# GIVEN INFORMATION
------------

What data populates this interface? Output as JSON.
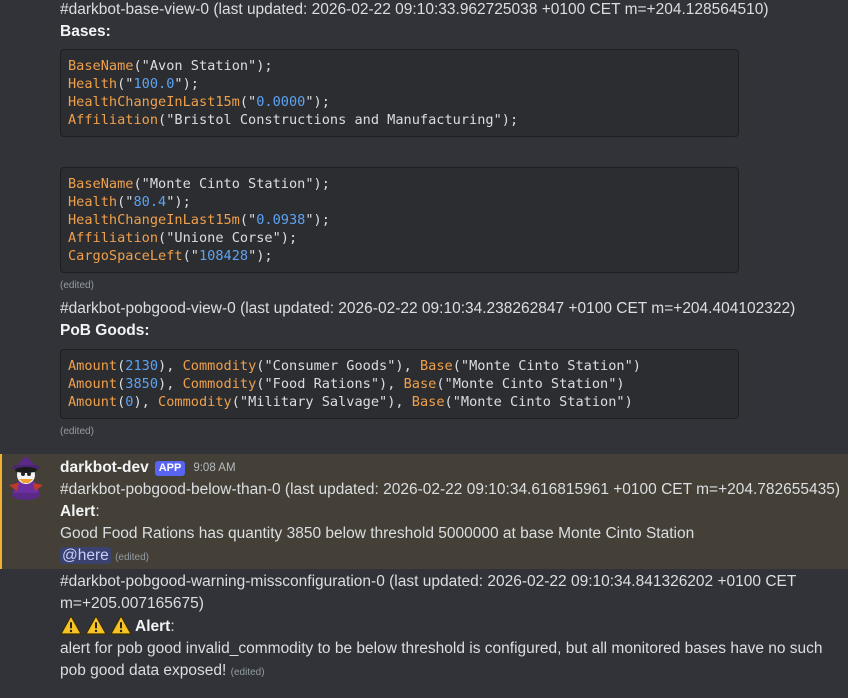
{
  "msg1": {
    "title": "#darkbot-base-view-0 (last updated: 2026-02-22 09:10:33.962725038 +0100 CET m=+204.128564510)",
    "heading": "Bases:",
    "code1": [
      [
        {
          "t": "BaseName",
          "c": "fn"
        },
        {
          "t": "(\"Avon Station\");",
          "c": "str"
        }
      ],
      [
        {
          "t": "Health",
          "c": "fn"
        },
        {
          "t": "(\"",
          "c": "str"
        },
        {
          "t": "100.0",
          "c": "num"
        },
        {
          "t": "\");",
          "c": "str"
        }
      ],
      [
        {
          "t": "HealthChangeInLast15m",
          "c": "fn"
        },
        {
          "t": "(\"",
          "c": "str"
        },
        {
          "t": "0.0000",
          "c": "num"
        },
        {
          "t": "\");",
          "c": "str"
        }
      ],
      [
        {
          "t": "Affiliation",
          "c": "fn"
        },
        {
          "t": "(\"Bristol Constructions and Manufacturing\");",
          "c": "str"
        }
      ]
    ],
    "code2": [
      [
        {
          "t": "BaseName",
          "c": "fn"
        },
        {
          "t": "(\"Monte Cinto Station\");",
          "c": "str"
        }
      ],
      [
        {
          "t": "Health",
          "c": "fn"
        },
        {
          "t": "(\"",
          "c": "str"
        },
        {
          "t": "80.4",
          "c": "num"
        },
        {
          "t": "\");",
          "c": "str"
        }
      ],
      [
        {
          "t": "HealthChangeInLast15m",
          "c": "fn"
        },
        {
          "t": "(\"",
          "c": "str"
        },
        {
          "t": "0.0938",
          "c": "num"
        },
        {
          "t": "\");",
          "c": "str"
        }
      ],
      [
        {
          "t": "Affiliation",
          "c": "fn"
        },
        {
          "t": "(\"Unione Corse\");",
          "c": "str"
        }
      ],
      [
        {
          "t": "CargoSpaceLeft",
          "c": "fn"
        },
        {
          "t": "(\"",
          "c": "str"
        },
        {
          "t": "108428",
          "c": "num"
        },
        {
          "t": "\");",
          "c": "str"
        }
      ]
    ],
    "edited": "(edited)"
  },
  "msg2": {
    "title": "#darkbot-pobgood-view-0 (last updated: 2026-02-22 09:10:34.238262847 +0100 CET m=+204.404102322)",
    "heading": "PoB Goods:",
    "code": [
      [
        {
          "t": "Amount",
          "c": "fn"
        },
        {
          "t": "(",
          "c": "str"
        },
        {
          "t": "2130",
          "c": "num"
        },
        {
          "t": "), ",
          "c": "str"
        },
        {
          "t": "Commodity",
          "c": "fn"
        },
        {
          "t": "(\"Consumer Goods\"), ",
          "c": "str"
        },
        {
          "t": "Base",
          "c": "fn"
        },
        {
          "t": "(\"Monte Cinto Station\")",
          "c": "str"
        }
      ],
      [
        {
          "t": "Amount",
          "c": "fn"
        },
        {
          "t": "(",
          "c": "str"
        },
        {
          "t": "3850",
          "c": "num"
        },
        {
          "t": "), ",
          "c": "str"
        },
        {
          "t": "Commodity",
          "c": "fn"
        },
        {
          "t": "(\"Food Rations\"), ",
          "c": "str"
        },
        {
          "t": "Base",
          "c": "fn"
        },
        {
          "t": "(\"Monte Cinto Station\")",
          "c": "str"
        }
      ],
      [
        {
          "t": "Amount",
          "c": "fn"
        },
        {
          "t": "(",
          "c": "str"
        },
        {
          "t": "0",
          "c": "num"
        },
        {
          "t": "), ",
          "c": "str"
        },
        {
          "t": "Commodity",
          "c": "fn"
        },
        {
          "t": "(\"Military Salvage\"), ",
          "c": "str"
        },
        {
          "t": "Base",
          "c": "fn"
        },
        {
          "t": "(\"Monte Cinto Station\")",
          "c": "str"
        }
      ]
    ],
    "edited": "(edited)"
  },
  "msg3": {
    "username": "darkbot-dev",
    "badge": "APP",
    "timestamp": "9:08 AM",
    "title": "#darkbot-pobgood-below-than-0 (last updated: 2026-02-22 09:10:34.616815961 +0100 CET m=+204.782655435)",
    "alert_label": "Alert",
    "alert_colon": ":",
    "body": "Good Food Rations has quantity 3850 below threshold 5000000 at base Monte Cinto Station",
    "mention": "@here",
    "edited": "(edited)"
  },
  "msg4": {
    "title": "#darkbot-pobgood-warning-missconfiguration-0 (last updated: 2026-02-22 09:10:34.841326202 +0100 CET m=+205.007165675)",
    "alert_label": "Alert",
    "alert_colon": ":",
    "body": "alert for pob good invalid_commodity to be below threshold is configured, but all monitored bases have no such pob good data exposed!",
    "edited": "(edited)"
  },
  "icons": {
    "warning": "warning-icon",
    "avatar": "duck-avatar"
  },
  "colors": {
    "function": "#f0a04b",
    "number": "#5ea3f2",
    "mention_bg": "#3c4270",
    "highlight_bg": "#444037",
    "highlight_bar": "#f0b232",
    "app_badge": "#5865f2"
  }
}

------------

# GOAL
Copy out all the data without changing anything, and drop the pictures.

# WORKED ANSWER
What data populates this interface? Output as JSON.
{
  "msg1": {
    "title": "#darkbot-base-view-0 (last updated: 2026-02-22 09:10:33.962725038 +0100 CET m=+204.128564510)",
    "heading": "Bases:",
    "code1": [
      [
        {
          "t": "BaseName",
          "c": "fn"
        },
        {
          "t": "(\"Avon Station\");",
          "c": "str"
        }
      ],
      [
        {
          "t": "Health",
          "c": "fn"
        },
        {
          "t": "(\"",
          "c": "str"
        },
        {
          "t": "100.0",
          "c": "num"
        },
        {
          "t": "\");",
          "c": "str"
        }
      ],
      [
        {
          "t": "HealthChangeInLast15m",
          "c": "fn"
        },
        {
          "t": "(\"",
          "c": "str"
        },
        {
          "t": "0.0000",
          "c": "num"
        },
        {
          "t": "\");",
          "c": "str"
        }
      ],
      [
        {
          "t": "Affiliation",
          "c": "fn"
        },
        {
          "t": "(\"Bristol Constructions and Manufacturing\");",
          "c": "str"
        }
      ]
    ],
    "code2": [
      [
        {
          "t": "BaseName",
          "c": "fn"
        },
        {
          "t": "(\"Monte Cinto Station\");",
          "c": "str"
        }
      ],
      [
        {
          "t": "Health",
          "c": "fn"
        },
        {
          "t": "(\"",
          "c": "str"
        },
        {
          "t": "80.4",
          "c": "num"
        },
        {
          "t": "\");",
          "c": "str"
        }
      ],
      [
        {
          "t": "HealthChangeInLast15m",
          "c": "fn"
        },
        {
          "t": "(\"",
          "c": "str"
        },
        {
          "t": "0.0938",
          "c": "num"
        },
        {
          "t": "\");",
          "c": "str"
        }
      ],
      [
        {
          "t": "Affiliation",
          "c": "fn"
        },
        {
          "t": "(\"Unione Corse\");",
          "c": "str"
        }
      ],
      [
        {
          "t": "CargoSpaceLeft",
          "c": "fn"
        },
        {
          "t": "(\"",
          "c": "str"
        },
        {
          "t": "108428",
          "c": "num"
        },
        {
          "t": "\");",
          "c": "str"
        }
      ]
    ],
    "edited": "(edited)"
  },
  "msg2": {
    "title": "#darkbot-pobgood-view-0 (last updated: 2026-02-22 09:10:34.238262847 +0100 CET m=+204.404102322)",
    "heading": "PoB Goods:",
    "code": [
      [
        {
          "t": "Amount",
          "c": "fn"
        },
        {
          "t": "(",
          "c": "str"
        },
        {
          "t": "2130",
          "c": "num"
        },
        {
          "t": "), ",
          "c": "str"
        },
        {
          "t": "Commodity",
          "c": "fn"
        },
        {
          "t": "(\"Consumer Goods\"), ",
          "c": "str"
        },
        {
          "t": "Base",
          "c": "fn"
        },
        {
          "t": "(\"Monte Cinto Station\")",
          "c": "str"
        }
      ],
      [
        {
          "t": "Amount",
          "c": "fn"
        },
        {
          "t": "(",
          "c": "str"
        },
        {
          "t": "3850",
          "c": "num"
        },
        {
          "t": "), ",
          "c": "str"
        },
        {
          "t": "Commodity",
          "c": "fn"
        },
        {
          "t": "(\"Food Rations\"), ",
          "c": "str"
        },
        {
          "t": "Base",
          "c": "fn"
        },
        {
          "t": "(\"Monte Cinto Station\")",
          "c": "str"
        }
      ],
      [
        {
          "t": "Amount",
          "c": "fn"
        },
        {
          "t": "(",
          "c": "str"
        },
        {
          "t": "0",
          "c": "num"
        },
        {
          "t": "), ",
          "c": "str"
        },
        {
          "t": "Commodity",
          "c": "fn"
        },
        {
          "t": "(\"Military Salvage\"), ",
          "c": "str"
        },
        {
          "t": "Base",
          "c": "fn"
        },
        {
          "t": "(\"Monte Cinto Station\")",
          "c": "str"
        }
      ]
    ],
    "edited": "(edited)"
  },
  "msg3": {
    "username": "darkbot-dev",
    "badge": "APP",
    "timestamp": "9:08 AM",
    "title": "#darkbot-pobgood-below-than-0 (last updated: 2026-02-22 09:10:34.616815961 +0100 CET m=+204.782655435)",
    "alert_label": "Alert",
    "alert_colon": ":",
    "body": "Good Food Rations has quantity 3850 below threshold 5000000 at base Monte Cinto Station",
    "mention": "@here",
    "edited": "(edited)"
  },
  "msg4": {
    "title": "#darkbot-pobgood-warning-missconfiguration-0 (last updated: 2026-02-22 09:10:34.841326202 +0100 CET m=+205.007165675)",
    "alert_label": "Alert",
    "alert_colon": ":",
    "body": "alert for pob good invalid_commodity to be below threshold is configured, but all monitored bases have no such pob good data exposed!",
    "edited": "(edited)"
  },
  "icons": {
    "warning": "warning-icon",
    "avatar": "duck-avatar"
  },
  "colors": {
    "function": "#f0a04b",
    "number": "#5ea3f2",
    "mention_bg": "#3c4270",
    "highlight_bg": "#444037",
    "highlight_bar": "#f0b232",
    "app_badge": "#5865f2"
  }
}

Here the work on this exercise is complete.